* **Your task**: From the listing below, copy every line with the word "الفصل".

* **Stored records**:

····················

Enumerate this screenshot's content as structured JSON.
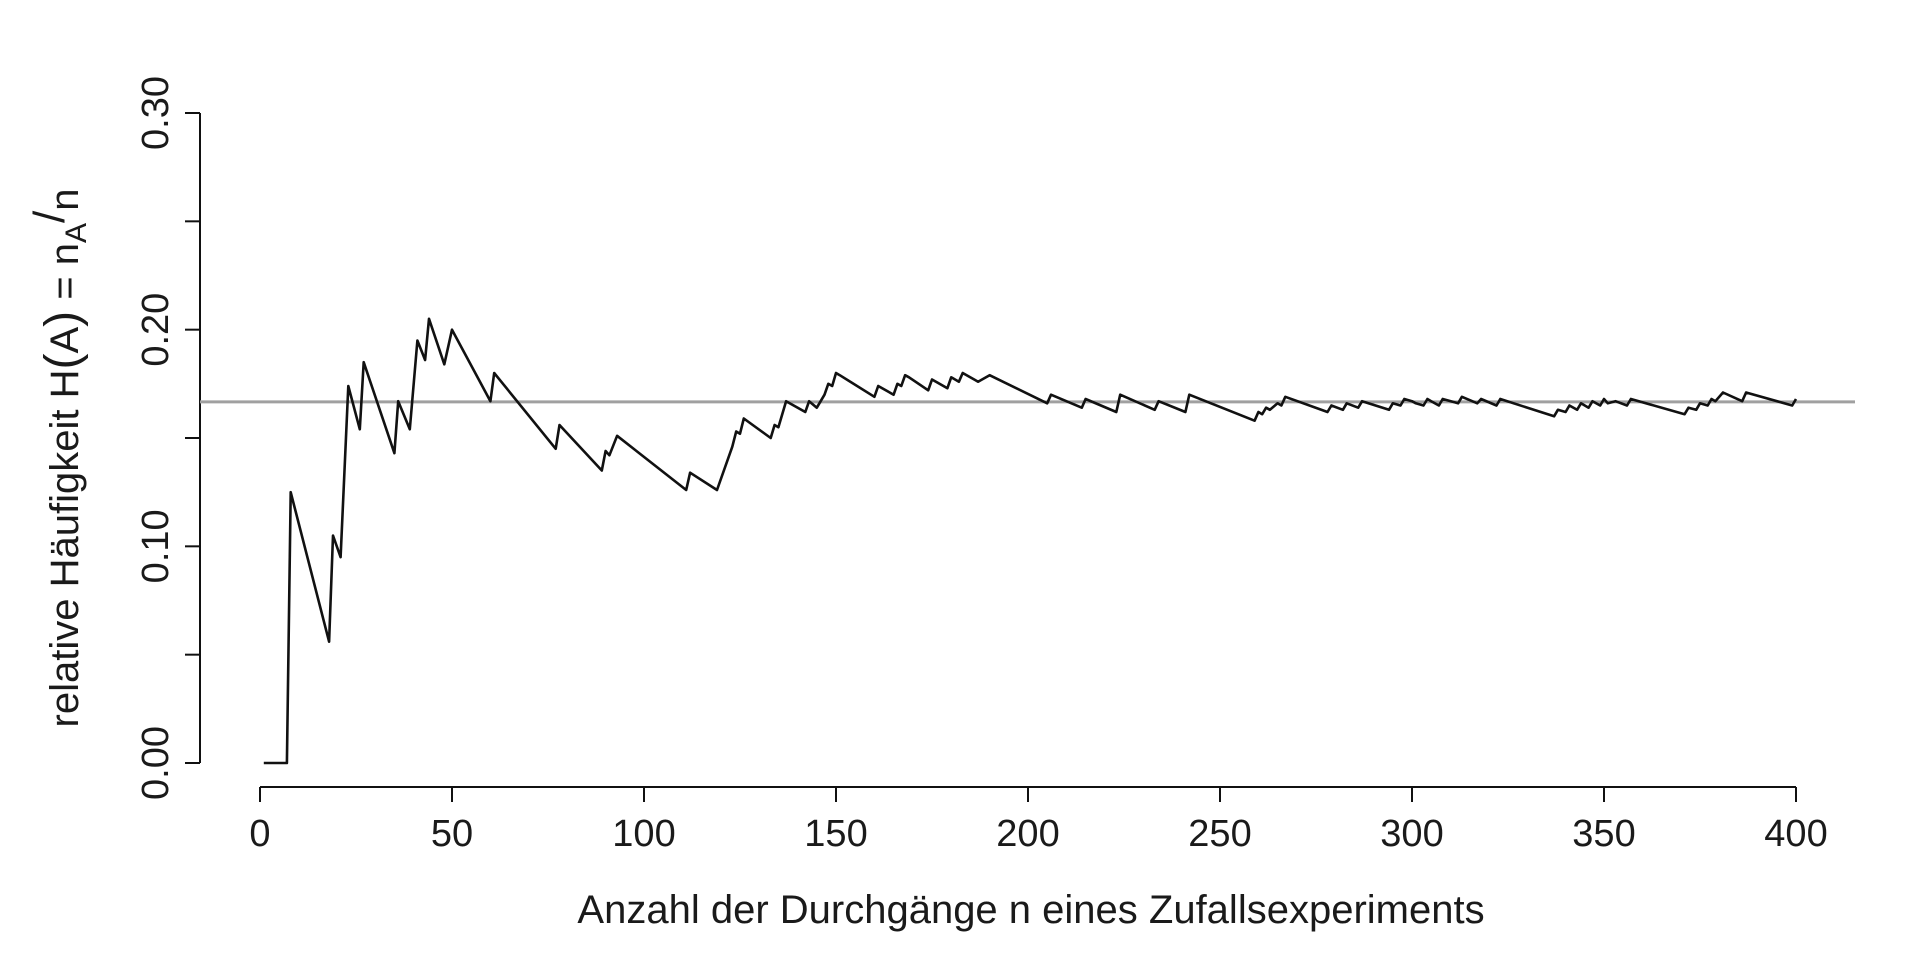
{
  "chart_data": {
    "type": "line",
    "title": "",
    "xlabel": "Anzahl der Durchgänge n eines Zufallsexperiments",
    "ylabel": {
      "prefix": "relative Häufigkeit  H",
      "paren_open": "(",
      "letter_A": "A",
      "paren_close": ")",
      "equals": " = n",
      "subscript": "A",
      "slash": "/",
      "n": "n"
    },
    "xlim": [
      0,
      400
    ],
    "ylim": [
      0,
      0.3
    ],
    "x_ticks": [
      0,
      50,
      100,
      150,
      200,
      250,
      300,
      350,
      400
    ],
    "x_tick_labels": [
      "0",
      "50",
      "100",
      "150",
      "200",
      "250",
      "300",
      "350",
      "400"
    ],
    "y_ticks": [
      0,
      0.05,
      0.1,
      0.15,
      0.2,
      0.25,
      0.3
    ],
    "y_tick_labels": [
      "0.00",
      "",
      "0.10",
      "",
      "0.20",
      "",
      "0.30"
    ],
    "grid": false,
    "reference_line": {
      "y": 0.1667,
      "color": "#a0a0a0"
    },
    "series": [
      {
        "color": "#111111",
        "x": [
          1,
          7,
          8,
          18,
          19,
          21,
          23,
          26,
          27,
          35,
          36,
          39,
          41,
          43,
          44,
          48,
          50,
          60,
          61,
          77,
          78,
          89,
          90,
          91,
          93,
          111,
          112,
          119,
          123,
          124,
          125,
          126,
          133,
          134,
          135,
          137,
          142,
          143,
          145,
          147,
          148,
          149,
          150,
          151,
          160,
          161,
          165,
          166,
          167,
          168,
          169,
          174,
          175,
          179,
          180,
          182,
          183,
          186,
          187,
          190,
          205,
          206,
          214,
          215,
          223,
          224,
          233,
          234,
          241,
          242,
          259,
          260,
          261,
          262,
          263,
          265,
          266,
          267,
          278,
          279,
          282,
          283,
          286,
          287,
          294,
          295,
          297,
          298,
          300,
          301,
          303,
          304,
          305,
          307,
          308,
          312,
          313,
          317,
          318,
          322,
          323,
          337,
          338,
          340,
          341,
          343,
          344,
          346,
          347,
          349,
          350,
          351,
          353,
          356,
          357,
          371,
          372,
          374,
          375,
          377,
          378,
          379,
          381,
          386,
          387,
          399,
          400
        ],
        "y": [
          0.0,
          0.0,
          0.125,
          0.056,
          0.105,
          0.095,
          0.174,
          0.154,
          0.185,
          0.143,
          0.167,
          0.154,
          0.195,
          0.186,
          0.205,
          0.184,
          0.2,
          0.167,
          0.18,
          0.145,
          0.156,
          0.135,
          0.144,
          0.142,
          0.151,
          0.126,
          0.134,
          0.126,
          0.146,
          0.153,
          0.152,
          0.159,
          0.15,
          0.156,
          0.155,
          0.167,
          0.162,
          0.167,
          0.164,
          0.17,
          0.175,
          0.174,
          0.18,
          0.179,
          0.169,
          0.174,
          0.17,
          0.175,
          0.174,
          0.179,
          0.178,
          0.172,
          0.177,
          0.173,
          0.178,
          0.176,
          0.18,
          0.177,
          0.176,
          0.179,
          0.166,
          0.17,
          0.164,
          0.168,
          0.162,
          0.17,
          0.163,
          0.167,
          0.162,
          0.17,
          0.158,
          0.162,
          0.161,
          0.164,
          0.163,
          0.166,
          0.165,
          0.169,
          0.162,
          0.165,
          0.163,
          0.166,
          0.164,
          0.167,
          0.163,
          0.166,
          0.165,
          0.168,
          0.167,
          0.166,
          0.165,
          0.168,
          0.167,
          0.165,
          0.168,
          0.166,
          0.169,
          0.166,
          0.168,
          0.165,
          0.168,
          0.16,
          0.163,
          0.162,
          0.165,
          0.163,
          0.166,
          0.164,
          0.167,
          0.165,
          0.168,
          0.166,
          0.167,
          0.165,
          0.168,
          0.161,
          0.164,
          0.163,
          0.166,
          0.165,
          0.168,
          0.167,
          0.171,
          0.167,
          0.171,
          0.165,
          0.168
        ]
      }
    ]
  }
}
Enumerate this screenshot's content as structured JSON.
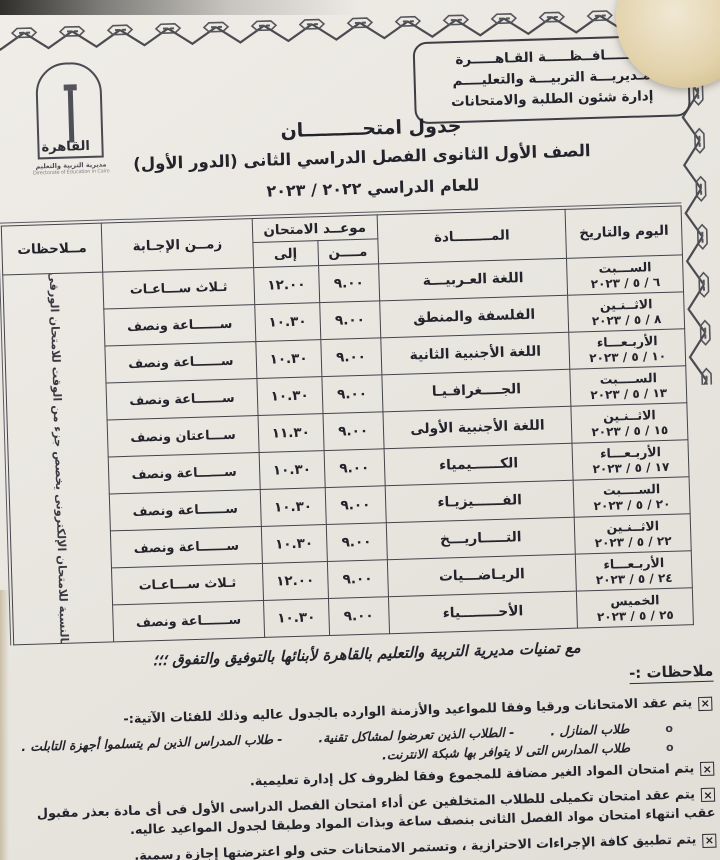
{
  "colors": {
    "paper": "#e9e6e0",
    "ink": "#23232b",
    "stamp": "#e3d3ac"
  },
  "header": {
    "agency_lines": [
      "محـــــافــظـــــة القـاهـــــرة",
      "مـديريـــة التربيـــة والتعليــــم",
      "إدارة شئون الطلبة والامتحانات"
    ],
    "logo": {
      "city": "القاهرة",
      "org": "مديرية التربية والتعليم",
      "org_en": "Directorate of Education in Cairo"
    }
  },
  "title": {
    "line1": "جدول امتحـــــــــان",
    "line2": "الصف الأول الثانوى الفصل الدراسي الثانى (الدور الأول)",
    "line3": "للعام الدراسي ٢٠٢٢ / ٢٠٢٣"
  },
  "table": {
    "headers": {
      "day": "اليوم والتاريخ",
      "subject": "المــــــــادة",
      "time": "موعــد الامتحان",
      "from": "مــــن",
      "to": "إلى",
      "duration": "زمــن الإجـابة",
      "notes": "مــلاحظات"
    },
    "rows": [
      {
        "day": "الســـبت",
        "date": "٦ / ٥ / ٢٠٢٣",
        "subject": "اللغة العـربيـــة",
        "from": "٩.٠٠",
        "to": "١٢.٠٠",
        "duration": "ثـلاث ســـاعـات"
      },
      {
        "day": "الاثــنـين",
        "date": "٨ / ٥ / ٢٠٢٣",
        "subject": "الفلسفة والمنطق",
        "from": "٩.٠٠",
        "to": "١٠.٣٠",
        "duration": "ســــــاعة ونصف"
      },
      {
        "day": "الأربـعـــاء",
        "date": "١٠ / ٥ / ٢٠٢٣",
        "subject": "اللغة الأجنبية الثانية",
        "from": "٩.٠٠",
        "to": "١٠.٣٠",
        "duration": "ســــــاعة ونصف"
      },
      {
        "day": "الســــبت",
        "date": "١٣ / ٥ / ٢٠٢٣",
        "subject": "الجــــغرافـيـا",
        "from": "٩.٠٠",
        "to": "١٠.٣٠",
        "duration": "ســــــاعة ونصف"
      },
      {
        "day": "الاثــنـين",
        "date": "١٥ / ٥ / ٢٠٢٣",
        "subject": "اللغة الأجنبية الأولى",
        "from": "٩.٠٠",
        "to": "١١.٣٠",
        "duration": "ســـاعتان ونصف"
      },
      {
        "day": "الأربـعـــاء",
        "date": "١٧ / ٥ / ٢٠٢٣",
        "subject": "الكــــــيمياء",
        "from": "٩.٠٠",
        "to": "١٠.٣٠",
        "duration": "ســــــاعة ونصف"
      },
      {
        "day": "الســــبت",
        "date": "٢٠ / ٥ / ٢٠٢٣",
        "subject": "الفــــــيزيـاء",
        "from": "٩.٠٠",
        "to": "١٠.٣٠",
        "duration": "ســــــاعة ونصف"
      },
      {
        "day": "الاثــنـين",
        "date": "٢٢ / ٥ / ٢٠٢٣",
        "subject": "التـــــاريـــخ",
        "from": "٩.٠٠",
        "to": "١٠.٣٠",
        "duration": "ســــــاعة ونصف"
      },
      {
        "day": "الأربـعـــاء",
        "date": "٢٤ / ٥ / ٢٠٢٣",
        "subject": "الريـاضـــيات",
        "from": "٩.٠٠",
        "to": "١٢.٠٠",
        "duration": "ثـلاث ســـاعـات"
      },
      {
        "day": "الخميس",
        "date": "٢٥ / ٥ / ٢٠٢٣",
        "subject": "الأحــــــــياء",
        "from": "٩.٠٠",
        "to": "١٠.٣٠",
        "duration": "ســــــاعة ونصف"
      }
    ],
    "notes_cell": "بالنسبة للامتحان الإلكترونى يخصص جزء من الوقت للامتحان الورقى"
  },
  "footer": {
    "wish": "مع تمنيات مديرية التربية والتعليم بالقاهرة لأبنائها بالتوفيق والتفوق ؛؛؛",
    "notes_heading": "ملاحظات :-",
    "bullet_check": "×",
    "bullet_circle": "o",
    "notes": [
      {
        "style": "checked",
        "text": "يتم عقد الامتحانات ورقيا وفقا للمواعيد والأزمنة الوارده بالجدول عاليه وذلك للفئات الآتية:-"
      },
      {
        "style": "circle",
        "items": [
          "طلاب المنازل .",
          "- الطلاب الذين تعرضوا لمشاكل تقنية.",
          "- طلاب المدراس الذين لم يتسلموا أجهزة التابلت ."
        ]
      },
      {
        "style": "circle",
        "items": [
          "طلاب المدارس التى لا يتوافر بها شبكة الانترنت."
        ]
      },
      {
        "style": "checked",
        "text": "يتم امتحان المواد الغير مضافة للمجموع وفقا لظروف كل إدارة تعليمية."
      },
      {
        "style": "checked",
        "text": "يتم عقد امتحان تكميلى للطلاب المتخلفين عن أداء امتحان الفصل الدراسى الأول فى أى مادة بعذر مقبول عقب انتهاء امتحان مواد الفصل الثانى بنصف ساعة وبذات المواد وطبقا لجدول المواعيد عاليه."
      },
      {
        "style": "checked",
        "text": "يتم تطبيق كافة الإجراءات الاحترازية ، وتستمر الامتحانات حتى ولو اعترضتها إجازة رسمية."
      }
    ]
  }
}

····················

* **Expected output**:
    "line2": "الصف الأول الثانوى الفصل الدراسي الثانى (الدور الأول)",
        "text": "يتم عقد امتحان تكميلى للطلاب المتخلفين عن أداء امتحان الفصل الدراسى الأول فى أى مادة بعذر مقبول عقب انتهاء امتحان مواد الفصل الثانى بنصف ساعة وبذات المواد وطبقا لجدول المواعيد عاليه."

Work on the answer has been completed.